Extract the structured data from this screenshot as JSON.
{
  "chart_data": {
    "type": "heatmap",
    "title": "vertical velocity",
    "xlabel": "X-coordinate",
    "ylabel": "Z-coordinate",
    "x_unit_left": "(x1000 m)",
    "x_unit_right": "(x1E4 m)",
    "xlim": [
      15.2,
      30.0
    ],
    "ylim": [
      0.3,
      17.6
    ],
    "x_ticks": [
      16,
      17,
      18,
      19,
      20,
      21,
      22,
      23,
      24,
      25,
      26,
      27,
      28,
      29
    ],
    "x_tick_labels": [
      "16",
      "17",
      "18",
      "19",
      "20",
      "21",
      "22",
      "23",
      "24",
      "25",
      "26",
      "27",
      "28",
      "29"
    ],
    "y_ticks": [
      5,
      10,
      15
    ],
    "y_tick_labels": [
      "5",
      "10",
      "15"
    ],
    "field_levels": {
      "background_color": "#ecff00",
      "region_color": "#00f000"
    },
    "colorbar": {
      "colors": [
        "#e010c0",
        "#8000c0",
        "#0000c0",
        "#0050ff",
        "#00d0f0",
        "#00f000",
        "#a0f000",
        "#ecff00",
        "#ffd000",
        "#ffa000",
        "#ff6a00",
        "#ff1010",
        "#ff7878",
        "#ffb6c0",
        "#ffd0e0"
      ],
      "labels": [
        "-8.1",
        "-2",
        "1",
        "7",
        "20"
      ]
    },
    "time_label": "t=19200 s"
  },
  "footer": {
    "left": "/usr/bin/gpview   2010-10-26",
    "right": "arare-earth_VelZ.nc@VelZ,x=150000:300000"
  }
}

++++++

Reproduce all of the data exactly as given.

» WRITTEN SOLUTION
Extract the structured data from this screenshot as JSON.
{
  "chart_data": {
    "type": "heatmap",
    "title": "vertical velocity",
    "xlabel": "X-coordinate",
    "ylabel": "Z-coordinate",
    "x_unit_left": "(x1000 m)",
    "x_unit_right": "(x1E4 m)",
    "xlim": [
      15.2,
      30.0
    ],
    "ylim": [
      0.3,
      17.6
    ],
    "x_ticks": [
      16,
      17,
      18,
      19,
      20,
      21,
      22,
      23,
      24,
      25,
      26,
      27,
      28,
      29
    ],
    "x_tick_labels": [
      "16",
      "17",
      "18",
      "19",
      "20",
      "21",
      "22",
      "23",
      "24",
      "25",
      "26",
      "27",
      "28",
      "29"
    ],
    "y_ticks": [
      5,
      10,
      15
    ],
    "y_tick_labels": [
      "5",
      "10",
      "15"
    ],
    "field_levels": {
      "background_color": "#ecff00",
      "region_color": "#00f000"
    },
    "colorbar": {
      "colors": [
        "#e010c0",
        "#8000c0",
        "#0000c0",
        "#0050ff",
        "#00d0f0",
        "#00f000",
        "#a0f000",
        "#ecff00",
        "#ffd000",
        "#ffa000",
        "#ff6a00",
        "#ff1010",
        "#ff7878",
        "#ffb6c0",
        "#ffd0e0"
      ],
      "labels": [
        "-8.1",
        "-2",
        "1",
        "7",
        "20"
      ]
    },
    "time_label": "t=19200 s"
  },
  "footer": {
    "left": "/usr/bin/gpview   2010-10-26",
    "right": "arare-earth_VelZ.nc@VelZ,x=150000:300000"
  }
}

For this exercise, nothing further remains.